■ DATA TO PROCESS ■
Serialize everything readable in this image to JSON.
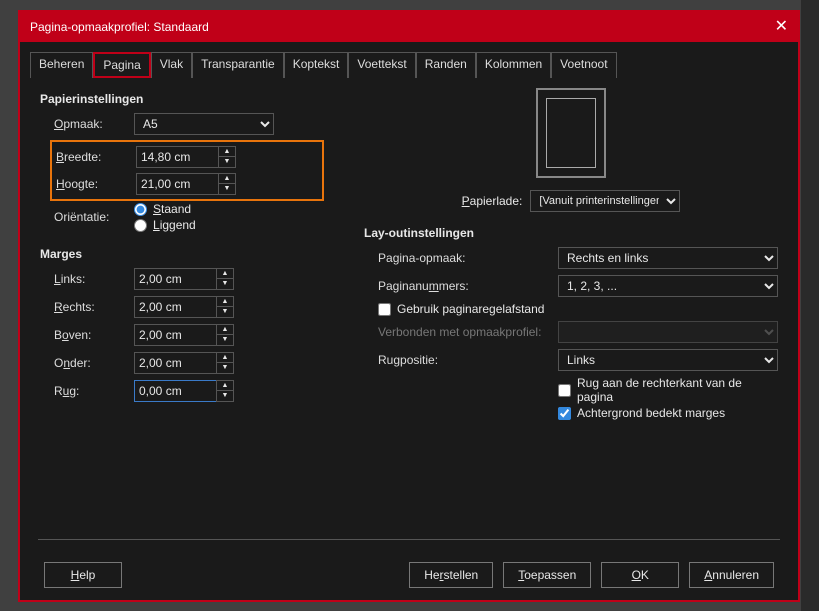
{
  "title": "Pagina-opmaakprofiel: Standaard",
  "tabs": [
    "Beheren",
    "Pagina",
    "Vlak",
    "Transparantie",
    "Koptekst",
    "Voettekst",
    "Randen",
    "Kolommen",
    "Voetnoot"
  ],
  "paper": {
    "section": "Papierinstellingen",
    "format_label": "Opmaak:",
    "format_value": "A5",
    "width_label": "Breedte:",
    "width_value": "14,80 cm",
    "height_label": "Hoogte:",
    "height_value": "21,00 cm",
    "orient_label": "Oriëntatie:",
    "portrait": "Staand",
    "landscape": "Liggend",
    "tray_label": "Papierlade:",
    "tray_value": "[Vanuit printerinstellingen]"
  },
  "margins": {
    "section": "Marges",
    "left_label": "Links:",
    "left_value": "2,00 cm",
    "right_label": "Rechts:",
    "right_value": "2,00 cm",
    "top_label": "Boven:",
    "top_value": "2,00 cm",
    "bottom_label": "Onder:",
    "bottom_value": "2,00 cm",
    "gutter_label": "Rug:",
    "gutter_value": "0,00 cm"
  },
  "layout": {
    "section": "Lay-outinstellingen",
    "pagelayout_label": "Pagina-opmaak:",
    "pagelayout_value": "Rechts en links",
    "pagenum_label": "Paginanummers:",
    "pagenum_value": "1, 2, 3, ...",
    "register_label": "Gebruik paginaregelafstand",
    "refstyle_label": "Verbonden met opmaakprofiel:",
    "gutterpos_label": "Rugpositie:",
    "gutterpos_value": "Links",
    "gutter_right_label": "Rug aan de rechterkant van de pagina",
    "bg_label": "Achtergrond bedekt marges"
  },
  "buttons": {
    "help": "Help",
    "reset": "Herstellen",
    "apply": "Toepassen",
    "ok": "OK",
    "cancel": "Annuleren"
  }
}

■ WRITTEN TASK ■
In your copy of the listing above, reproduce each line exactly and omit all pictures.

■ THE COMPLETED TASK ■
Serialize everything readable in this image to JSON.
{
  "title": "Pagina-opmaakprofiel: Standaard",
  "tabs": [
    "Beheren",
    "Pagina",
    "Vlak",
    "Transparantie",
    "Koptekst",
    "Voettekst",
    "Randen",
    "Kolommen",
    "Voetnoot"
  ],
  "paper": {
    "section": "Papierinstellingen",
    "format_label": "Opmaak:",
    "format_value": "A5",
    "width_label": "Breedte:",
    "width_value": "14,80 cm",
    "height_label": "Hoogte:",
    "height_value": "21,00 cm",
    "orient_label": "Oriëntatie:",
    "portrait": "Staand",
    "landscape": "Liggend",
    "tray_label": "Papierlade:",
    "tray_value": "[Vanuit printerinstellingen]"
  },
  "margins": {
    "section": "Marges",
    "left_label": "Links:",
    "left_value": "2,00 cm",
    "right_label": "Rechts:",
    "right_value": "2,00 cm",
    "top_label": "Boven:",
    "top_value": "2,00 cm",
    "bottom_label": "Onder:",
    "bottom_value": "2,00 cm",
    "gutter_label": "Rug:",
    "gutter_value": "0,00 cm"
  },
  "layout": {
    "section": "Lay-outinstellingen",
    "pagelayout_label": "Pagina-opmaak:",
    "pagelayout_value": "Rechts en links",
    "pagenum_label": "Paginanummers:",
    "pagenum_value": "1, 2, 3, ...",
    "register_label": "Gebruik paginaregelafstand",
    "refstyle_label": "Verbonden met opmaakprofiel:",
    "gutterpos_label": "Rugpositie:",
    "gutterpos_value": "Links",
    "gutter_right_label": "Rug aan de rechterkant van de pagina",
    "bg_label": "Achtergrond bedekt marges"
  },
  "buttons": {
    "help": "Help",
    "reset": "Herstellen",
    "apply": "Toepassen",
    "ok": "OK",
    "cancel": "Annuleren"
  }
}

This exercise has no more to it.